(Фрагмент текста):
↓↓↓

К злополучному замку свезли немалый запас хлопковых нитей, серы и селитры — ингредиентов, крайне необходимых, как известно, для создания «греческого огня». Из Брихина спешно приехал бургундец Жан де Ламуйи, заведовавший там осадными орудиями. Он изготовил некоторое количество пороховой смеси, которую осаждающие в глиняных горшках швыряли за замковые стены.
Шотландцы предприняли отчаянную попытку снять осаду, собрав по всей стране те отряды, которые только смогли. Они были разбиты и отброшены от замка солдатами Хамфри де Боэна графа Херефордского. Но даже при отсутствии каких бы то ни было надежд на помощь извне гарнизон отважно сопротивлялся, несмотря на то, что громадные осадные машины «Сегрейв», «Форстер», «Робинет», а также требюше «Парсон», «Белфри» и «Уорвулф» методично обстреливали укрепления замка. Правда, живой силе ущерба нанести они не смогли — защитники Стерлинга прятались от летящих снарядов в глубоких пещерах, пронизывавших скалу, на которой стоял замок.
Эдуард I превратил осаду в увлекательное зрелище. К одному из городских домов, выходивших фасадом на замок, специально для этой цели пристроили балкон. Оттуда королева со свитой наблюдала за тем, как ее отважный муж штурмует вражескую крепость. А король действительно не прятался за спинами своих солдат. Однажды в него попал дротик, пущенный защитниками замка. По счастью, он не ранил Эдуарда I, а застрял между пластинами доспехов. В другой раз его конь был сбит с ног камнем из катапульты, установленной на стене.

↑↑↑

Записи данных
↓↓↓

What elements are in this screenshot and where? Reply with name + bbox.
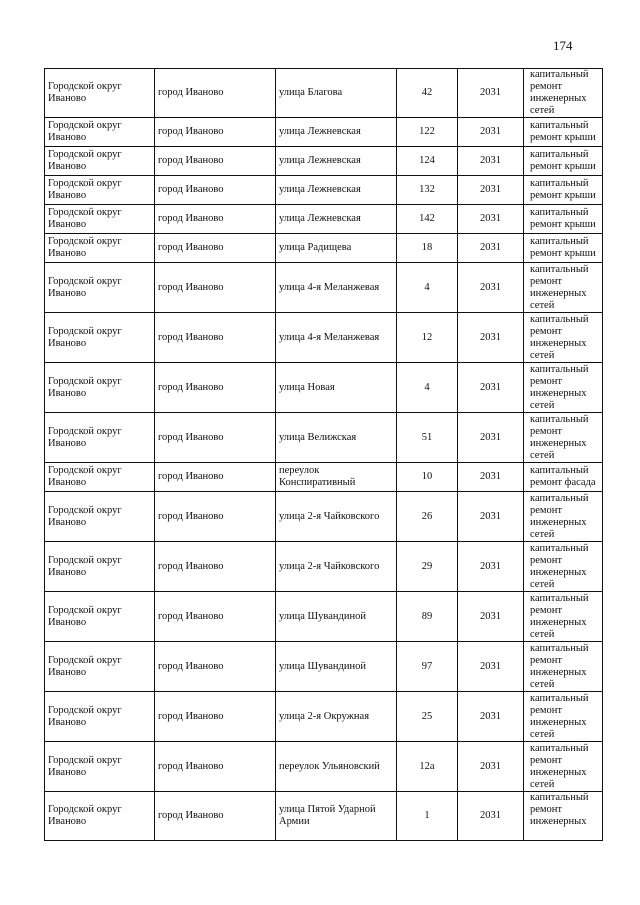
cell-year: 2031 [458,642,524,692]
cell-street: улица 2-я Чайковского [276,492,397,542]
cell-district: Городской округ Иваново [45,592,155,642]
table-row [45,492,603,542]
cell-locality: город Иваново [155,147,276,176]
cell-street: улица Пятой Ударной Армии [276,792,397,841]
table-row [45,234,603,263]
cell-work-type: капитальный ремонт фасада [524,463,603,492]
cell-house-number: 97 [397,642,458,692]
cell-street: улица 4-я Меланжевая [276,313,397,363]
cell-work-type: капитальный ремонт инженерных сетей [524,542,603,592]
cell-district: Городской округ Иваново [45,147,155,176]
cell-locality: город Иваново [155,463,276,492]
table-row [45,363,603,413]
cell-district: Городской округ Иваново [45,118,155,147]
cell-year: 2031 [458,492,524,542]
cell-work-type: капитальный ремонт инженерных сетей [524,642,603,692]
cell-district: Городской округ Иваново [45,492,155,542]
cell-street: улица Лежневская [276,118,397,147]
cell-year: 2031 [458,542,524,592]
cell-work-type: капитальный ремонт инженерных сетей [524,69,603,118]
cell-work-type: капитальный ремонт инженерных сетей [524,692,603,742]
cell-year: 2031 [458,363,524,413]
cell-house-number: 25 [397,692,458,742]
cell-street: переулок Конспиративный [276,463,397,492]
cell-work-type: капитальный ремонт инженерных сетей [524,492,603,542]
cell-house-number: 12а [397,742,458,792]
cell-house-number: 132 [397,176,458,205]
table-row [45,205,603,234]
cell-locality: город Иваново [155,313,276,363]
cell-year: 2031 [458,263,524,313]
cell-year: 2031 [458,176,524,205]
cell-street: улица Благова [276,69,397,118]
cell-year: 2031 [458,463,524,492]
cell-district: Городской округ Иваново [45,742,155,792]
table-row [45,313,603,363]
cell-house-number: 89 [397,592,458,642]
cell-year: 2031 [458,69,524,118]
table-row [45,413,603,463]
cell-work-type: капитальный ремонт инженерных сетей [524,742,603,792]
cell-locality: город Иваново [155,592,276,642]
cell-street: улица Лежневская [276,205,397,234]
table-body [45,69,603,841]
cell-work-type: капитальный ремонт инженерных сетей [524,413,603,463]
cell-house-number: 1 [397,792,458,841]
cell-house-number: 42 [397,69,458,118]
table-row [45,792,603,841]
cell-year: 2031 [458,592,524,642]
cell-house-number: 51 [397,413,458,463]
cell-locality: город Иваново [155,69,276,118]
cell-work-type: капитальный ремонт крыши [524,118,603,147]
table-row [45,542,603,592]
cell-year: 2031 [458,692,524,742]
table-row [45,642,603,692]
table-row [45,69,603,118]
cell-year: 2031 [458,205,524,234]
table-row [45,692,603,742]
cell-house-number: 124 [397,147,458,176]
cell-work-type: капитальный ремонт инженерных сетей [524,363,603,413]
table-row [45,118,603,147]
cell-year: 2031 [458,413,524,463]
cell-district: Городской округ Иваново [45,792,155,841]
cell-locality: город Иваново [155,234,276,263]
cell-house-number: 4 [397,263,458,313]
cell-locality: город Иваново [155,742,276,792]
table-row [45,463,603,492]
cell-locality: город Иваново [155,413,276,463]
cell-district: Городской округ Иваново [45,69,155,118]
cell-locality: город Иваново [155,542,276,592]
cell-year: 2031 [458,792,524,841]
cell-locality: город Иваново [155,205,276,234]
cell-work-type: капитальный ремонт инженерных сетей [524,313,603,363]
cell-house-number: 4 [397,363,458,413]
cell-work-type: капитальный ремонт инженерных сетей [524,263,603,313]
cell-street: улица Новая [276,363,397,413]
cell-district: Городской округ Иваново [45,692,155,742]
table-row [45,592,603,642]
cell-locality: город Иваново [155,363,276,413]
table-row [45,147,603,176]
cell-year: 2031 [458,234,524,263]
cell-street: улица Шувандиной [276,642,397,692]
page-number: 174 [553,38,573,53]
cell-street: улица Лежневская [276,147,397,176]
cell-street: улица Шувандиной [276,592,397,642]
cell-district: Городской округ Иваново [45,542,155,592]
cell-house-number: 10 [397,463,458,492]
cell-district: Городской округ Иваново [45,413,155,463]
cell-street: улица 2-я Окружная [276,692,397,742]
cell-locality: город Иваново [155,263,276,313]
repair-schedule-table [44,68,603,841]
table-row [45,263,603,313]
cell-street: переулок Ульяновский [276,742,397,792]
cell-district: Городской округ Иваново [45,642,155,692]
cell-locality: город Иваново [155,118,276,147]
cell-locality: город Иваново [155,792,276,841]
cell-year: 2031 [458,147,524,176]
cell-house-number: 12 [397,313,458,363]
cell-house-number: 142 [397,205,458,234]
cell-locality: город Иваново [155,176,276,205]
cell-year: 2031 [458,742,524,792]
cell-locality: город Иваново [155,642,276,692]
cell-district: Городской округ Иваново [45,176,155,205]
cell-year: 2031 [458,313,524,363]
cell-street: улица Лежневская [276,176,397,205]
table-row [45,742,603,792]
cell-work-type: капитальный ремонт крыши [524,147,603,176]
cell-work-type: капитальный ремонт инженерных сетей [524,592,603,642]
cell-street: улица Радищева [276,234,397,263]
cell-house-number: 26 [397,492,458,542]
cell-work-type: капитальный ремонт крыши [524,176,603,205]
cell-work-type: капитальный ремонт инженерных [524,792,603,841]
cell-work-type: капитальный ремонт крыши [524,234,603,263]
cell-street: улица 4-я Меланжевая [276,263,397,313]
cell-house-number: 122 [397,118,458,147]
cell-district: Городской округ Иваново [45,234,155,263]
cell-street: улица 2-я Чайковского [276,542,397,592]
cell-street: улица Велижская [276,413,397,463]
cell-district: Городской округ Иваново [45,205,155,234]
cell-district: Городской округ Иваново [45,363,155,413]
table-row [45,176,603,205]
cell-house-number: 29 [397,542,458,592]
cell-locality: город Иваново [155,692,276,742]
cell-district: Городской округ Иваново [45,263,155,313]
cell-house-number: 18 [397,234,458,263]
cell-year: 2031 [458,118,524,147]
cell-work-type: капитальный ремонт крыши [524,205,603,234]
cell-district: Городской округ Иваново [45,463,155,492]
cell-district: Городской округ Иваново [45,313,155,363]
cell-locality: город Иваново [155,492,276,542]
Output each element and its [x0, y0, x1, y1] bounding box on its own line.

↑↑↑

(Задания):
**a.** Изложите короче абзац текста об осаде Стерлинга, начинающийся словами «Шотландцы предприняли отчаянную попытку», и сохраните его основные факты.
**b.** Продолжите текст об осаде Стерлинга после его последнего предложения.
Листинг для выполнения заданий не требуется.

(Ответы к заданиям):
**a.** Шотландцы собрали по всей стране отряды и попытались снять осаду, однако солдаты Хамфри де Боэна, графа Херефордского, разбили их и отбросили от замка. Гарнизон утратил надежду на помощь извне, но продолжал сопротивляться. Укрепления методично обстреливали осадные машины «Сегрейв», «Форстер», «Робинет» и требюше «Парсон», «Белфри» и «Уорвулф». Людям защитников этот обстрел не повредил: они укрывались в глубоких пещерах скалы, на которой стоял замок.

**b.**
Наконец, 20 июля 1304 года последний островок шотландской независимости капитулировал. К удивлению многих, Эдуард I обошелся с пленными не так жестоко, как ожидалось. Защитники вышли из замковых ворот, демонстрируя крайнюю степень покорности: босые, с посыпанными пеплом головами, они просили его о милосердии. Король поначалу ответил достаточно резко: «Никоим образом вы не получите моей милости, поскольку вы ее не заслуживаете. Вас приму, но на своей воле»[147]. Однако в конце концов он снизошел к их мольбам и даровал защитникам замка пощаду. Падение Стерлинга фактически завершило завоевание Шотландии.
Полагая, что теперь-то поставленных целей он добился, Эдуард I в августе 1304 года отправился в Англию. Перед отбытием король приказал, чтобы к Рождеству любым способом изловили и доставили к нему Уильяма Уоллеса. Казначейству и суду также было приказано оставить Йорк, где они пребывали с 1298 года, и вернуться в Вестминстер.
Освободившись от тяготивших его мыслей о Шотландской кампании, Эдуард I немедленно вернулся к вопросу, который крайне его заботил, — к очередному всплеску преступности. Как всегда, он совпал с тем временем, когда король и его лорды были заняты войной. Насилие проникло во все области жизни, уже не ограничиваясь бесчинствами, которые учинялись множеством организованных банд. Ареной преступлений, направленных частенько и против королевских слуг, стали даже ярмарки и рынки.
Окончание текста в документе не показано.